■ **THE PROBLEM**: Restate the data word for word and leave the images out.

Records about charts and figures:
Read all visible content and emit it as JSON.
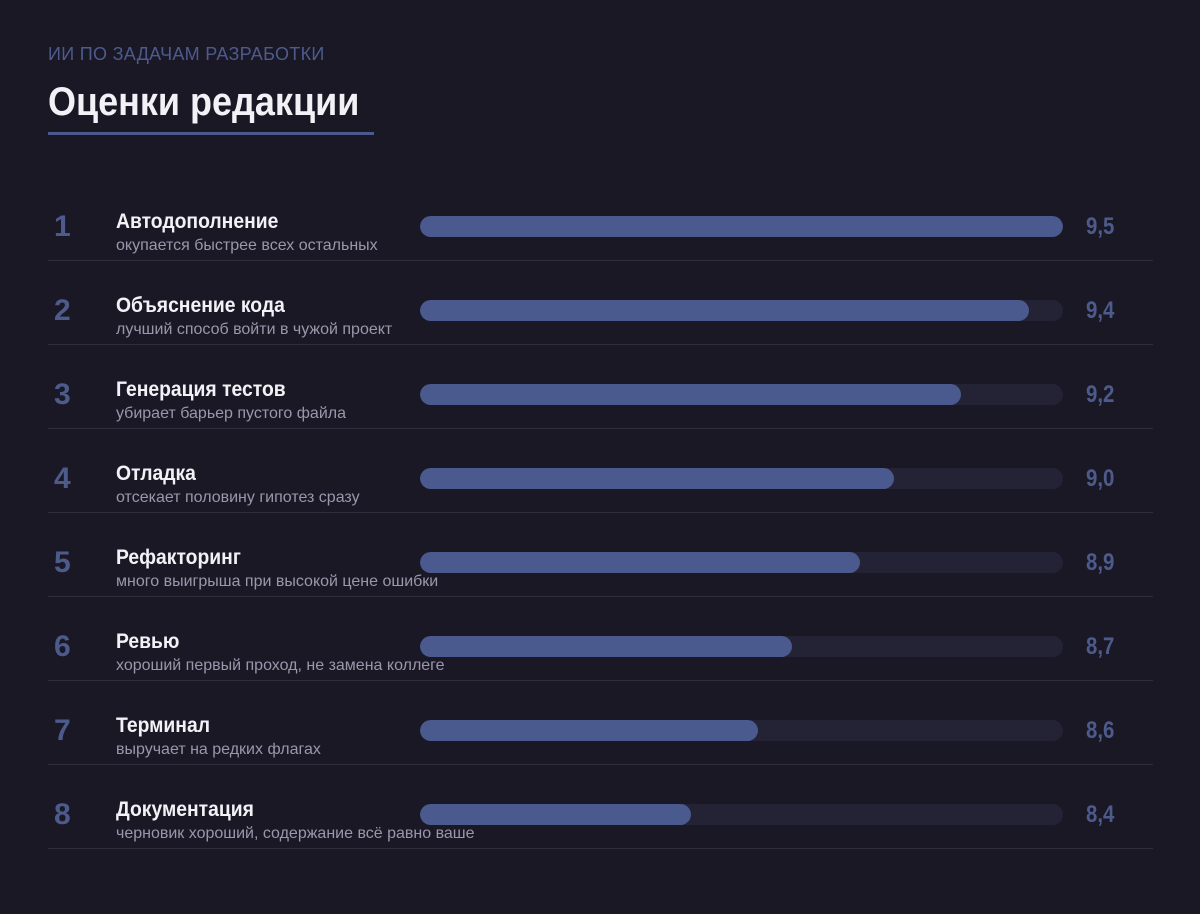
{
  "header": {
    "eyebrow": "ИИ ПО ЗАДАЧАМ РАЗРАБОТКИ",
    "title": "Оценки редакции"
  },
  "colors": {
    "background": "#1b1826",
    "accent": "#4a5a8e",
    "track": "#242235",
    "text": "#f2f2f6",
    "muted": "#9a97ac"
  },
  "chart_data": {
    "type": "bar",
    "orientation": "horizontal",
    "title": "Оценки редакции",
    "subtitle": "ИИ ПО ЗАДАЧАМ РАЗРАБОТКИ",
    "xlabel": "",
    "ylabel": "",
    "grid": false,
    "legend": "none",
    "categories": [
      "Автодополнение",
      "Объяснение кода",
      "Генерация тестов",
      "Отладка",
      "Рефакторинг",
      "Ревью",
      "Терминал",
      "Документация"
    ],
    "values": [
      9.5,
      9.4,
      9.2,
      9.0,
      8.9,
      8.7,
      8.6,
      8.4
    ],
    "value_labels": [
      "9,5",
      "9,4",
      "9,2",
      "9,0",
      "8,9",
      "8,7",
      "8,6",
      "8,4"
    ],
    "ranks": [
      "1",
      "2",
      "3",
      "4",
      "5",
      "6",
      "7",
      "8"
    ],
    "notes": [
      "окупается быстрее всех остальных",
      "лучший способ войти в чужой проект",
      "убирает барьер пустого файла",
      "отсекает половину гипотез сразу",
      "много выигрыша при высокой цене ошибки",
      "хороший первый проход, не замена коллеге",
      "выручает на редких флагах",
      "черновик хороший, содержание всё равно ваше"
    ],
    "xlim": [
      7.6,
      9.5
    ]
  }
}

■ **WORKED SOLUTION**:
Read all visible content and emit it as JSON.
{
  "header": {
    "eyebrow": "ИИ ПО ЗАДАЧАМ РАЗРАБОТКИ",
    "title": "Оценки редакции"
  },
  "colors": {
    "background": "#1b1826",
    "accent": "#4a5a8e",
    "track": "#242235",
    "text": "#f2f2f6",
    "muted": "#9a97ac"
  },
  "chart_data": {
    "type": "bar",
    "orientation": "horizontal",
    "title": "Оценки редакции",
    "subtitle": "ИИ ПО ЗАДАЧАМ РАЗРАБОТКИ",
    "xlabel": "",
    "ylabel": "",
    "grid": false,
    "legend": "none",
    "categories": [
      "Автодополнение",
      "Объяснение кода",
      "Генерация тестов",
      "Отладка",
      "Рефакторинг",
      "Ревью",
      "Терминал",
      "Документация"
    ],
    "values": [
      9.5,
      9.4,
      9.2,
      9.0,
      8.9,
      8.7,
      8.6,
      8.4
    ],
    "value_labels": [
      "9,5",
      "9,4",
      "9,2",
      "9,0",
      "8,9",
      "8,7",
      "8,6",
      "8,4"
    ],
    "ranks": [
      "1",
      "2",
      "3",
      "4",
      "5",
      "6",
      "7",
      "8"
    ],
    "notes": [
      "окупается быстрее всех остальных",
      "лучший способ войти в чужой проект",
      "убирает барьер пустого файла",
      "отсекает половину гипотез сразу",
      "много выигрыша при высокой цене ошибки",
      "хороший первый проход, не замена коллеге",
      "выручает на редких флагах",
      "черновик хороший, содержание всё равно ваше"
    ],
    "xlim": [
      7.6,
      9.5
    ]
  }
}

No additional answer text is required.